* start Data extract *

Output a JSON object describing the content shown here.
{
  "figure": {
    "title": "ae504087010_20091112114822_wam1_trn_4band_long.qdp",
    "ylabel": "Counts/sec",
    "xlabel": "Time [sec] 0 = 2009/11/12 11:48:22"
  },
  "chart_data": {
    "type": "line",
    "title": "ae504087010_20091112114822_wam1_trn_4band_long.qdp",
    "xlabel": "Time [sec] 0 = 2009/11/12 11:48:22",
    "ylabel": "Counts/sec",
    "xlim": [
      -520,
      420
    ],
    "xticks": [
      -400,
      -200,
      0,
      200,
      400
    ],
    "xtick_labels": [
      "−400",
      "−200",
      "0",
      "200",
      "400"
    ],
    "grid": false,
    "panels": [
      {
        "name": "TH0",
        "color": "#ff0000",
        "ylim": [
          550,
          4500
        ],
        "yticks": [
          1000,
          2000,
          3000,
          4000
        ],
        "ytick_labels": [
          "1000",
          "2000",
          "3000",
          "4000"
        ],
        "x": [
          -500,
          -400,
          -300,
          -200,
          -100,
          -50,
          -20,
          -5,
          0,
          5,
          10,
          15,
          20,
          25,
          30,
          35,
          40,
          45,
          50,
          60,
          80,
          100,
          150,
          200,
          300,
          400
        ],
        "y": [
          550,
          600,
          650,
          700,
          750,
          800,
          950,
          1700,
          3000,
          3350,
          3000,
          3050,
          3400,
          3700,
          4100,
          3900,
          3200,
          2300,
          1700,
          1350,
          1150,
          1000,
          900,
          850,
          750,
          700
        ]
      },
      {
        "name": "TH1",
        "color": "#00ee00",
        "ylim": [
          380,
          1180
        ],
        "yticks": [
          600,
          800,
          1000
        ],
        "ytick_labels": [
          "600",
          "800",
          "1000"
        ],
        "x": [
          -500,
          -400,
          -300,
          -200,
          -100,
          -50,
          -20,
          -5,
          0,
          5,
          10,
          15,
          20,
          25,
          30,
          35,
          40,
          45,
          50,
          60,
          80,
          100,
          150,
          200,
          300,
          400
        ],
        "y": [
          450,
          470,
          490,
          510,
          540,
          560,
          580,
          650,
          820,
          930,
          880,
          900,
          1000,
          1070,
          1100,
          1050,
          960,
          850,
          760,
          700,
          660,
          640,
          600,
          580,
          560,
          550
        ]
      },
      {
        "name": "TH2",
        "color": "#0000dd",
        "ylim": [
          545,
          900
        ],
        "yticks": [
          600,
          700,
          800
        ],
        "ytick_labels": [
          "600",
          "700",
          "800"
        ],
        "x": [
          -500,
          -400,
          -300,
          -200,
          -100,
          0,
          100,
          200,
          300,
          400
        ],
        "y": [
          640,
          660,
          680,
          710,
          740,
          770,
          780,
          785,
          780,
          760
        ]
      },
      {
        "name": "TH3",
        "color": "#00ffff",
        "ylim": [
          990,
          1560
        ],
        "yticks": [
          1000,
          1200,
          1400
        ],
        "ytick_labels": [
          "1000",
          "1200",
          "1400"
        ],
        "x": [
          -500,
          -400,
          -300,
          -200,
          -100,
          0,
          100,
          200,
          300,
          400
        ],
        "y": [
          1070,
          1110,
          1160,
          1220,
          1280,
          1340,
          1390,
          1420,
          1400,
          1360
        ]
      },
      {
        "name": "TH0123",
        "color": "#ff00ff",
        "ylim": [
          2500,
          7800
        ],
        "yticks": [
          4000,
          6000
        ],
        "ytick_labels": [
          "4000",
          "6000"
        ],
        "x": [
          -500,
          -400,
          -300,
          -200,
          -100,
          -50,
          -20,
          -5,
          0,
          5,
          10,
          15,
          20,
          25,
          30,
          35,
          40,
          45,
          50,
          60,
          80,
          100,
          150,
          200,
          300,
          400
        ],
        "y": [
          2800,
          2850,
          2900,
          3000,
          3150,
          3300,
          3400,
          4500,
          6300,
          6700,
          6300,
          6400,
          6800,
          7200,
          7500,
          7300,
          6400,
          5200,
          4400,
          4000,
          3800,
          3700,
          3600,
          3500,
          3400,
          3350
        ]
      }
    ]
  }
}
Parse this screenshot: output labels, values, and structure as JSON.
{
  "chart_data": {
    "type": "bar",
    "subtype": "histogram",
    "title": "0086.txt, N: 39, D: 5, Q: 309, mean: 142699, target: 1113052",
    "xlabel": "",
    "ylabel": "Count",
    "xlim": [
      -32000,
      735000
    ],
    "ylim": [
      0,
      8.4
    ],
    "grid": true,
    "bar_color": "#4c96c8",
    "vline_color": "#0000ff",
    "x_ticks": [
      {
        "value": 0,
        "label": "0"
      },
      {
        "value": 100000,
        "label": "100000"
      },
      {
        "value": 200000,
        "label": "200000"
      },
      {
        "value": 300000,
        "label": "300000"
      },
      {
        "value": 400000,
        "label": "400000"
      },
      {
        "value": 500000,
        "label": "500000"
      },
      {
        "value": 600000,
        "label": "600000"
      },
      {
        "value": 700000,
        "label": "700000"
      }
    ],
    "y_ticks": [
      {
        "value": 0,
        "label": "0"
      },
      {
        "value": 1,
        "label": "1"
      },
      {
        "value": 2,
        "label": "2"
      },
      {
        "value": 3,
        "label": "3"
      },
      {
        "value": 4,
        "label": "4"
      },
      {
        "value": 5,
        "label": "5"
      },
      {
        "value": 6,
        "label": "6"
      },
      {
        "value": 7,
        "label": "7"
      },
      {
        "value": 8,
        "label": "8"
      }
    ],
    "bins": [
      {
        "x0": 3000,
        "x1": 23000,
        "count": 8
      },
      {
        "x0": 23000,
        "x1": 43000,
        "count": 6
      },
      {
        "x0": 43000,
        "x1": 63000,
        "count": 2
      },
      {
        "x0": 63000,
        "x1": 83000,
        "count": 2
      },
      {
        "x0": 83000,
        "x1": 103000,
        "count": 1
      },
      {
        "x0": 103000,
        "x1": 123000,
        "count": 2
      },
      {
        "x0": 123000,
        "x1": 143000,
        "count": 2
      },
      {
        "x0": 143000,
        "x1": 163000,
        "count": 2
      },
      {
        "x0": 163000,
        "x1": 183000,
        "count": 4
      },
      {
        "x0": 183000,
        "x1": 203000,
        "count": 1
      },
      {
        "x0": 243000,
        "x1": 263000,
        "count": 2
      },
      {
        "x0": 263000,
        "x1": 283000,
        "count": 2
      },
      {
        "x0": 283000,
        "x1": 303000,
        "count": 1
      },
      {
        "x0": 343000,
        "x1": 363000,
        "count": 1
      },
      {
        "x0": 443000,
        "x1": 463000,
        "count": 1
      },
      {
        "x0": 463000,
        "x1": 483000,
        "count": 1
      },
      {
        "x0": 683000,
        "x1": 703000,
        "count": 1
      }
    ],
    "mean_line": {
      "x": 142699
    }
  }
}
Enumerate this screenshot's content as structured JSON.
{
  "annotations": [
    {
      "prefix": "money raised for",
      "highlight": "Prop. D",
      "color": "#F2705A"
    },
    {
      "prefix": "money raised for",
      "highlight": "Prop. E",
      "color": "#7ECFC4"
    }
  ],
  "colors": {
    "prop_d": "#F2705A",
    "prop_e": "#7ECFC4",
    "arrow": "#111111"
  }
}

* end Data extract *

Requirements >> Extract every line above that contains the word "content".

Full solution >>
Output a JSON object describing the content shown here.
Enumerate this screenshot's content as structured JSON.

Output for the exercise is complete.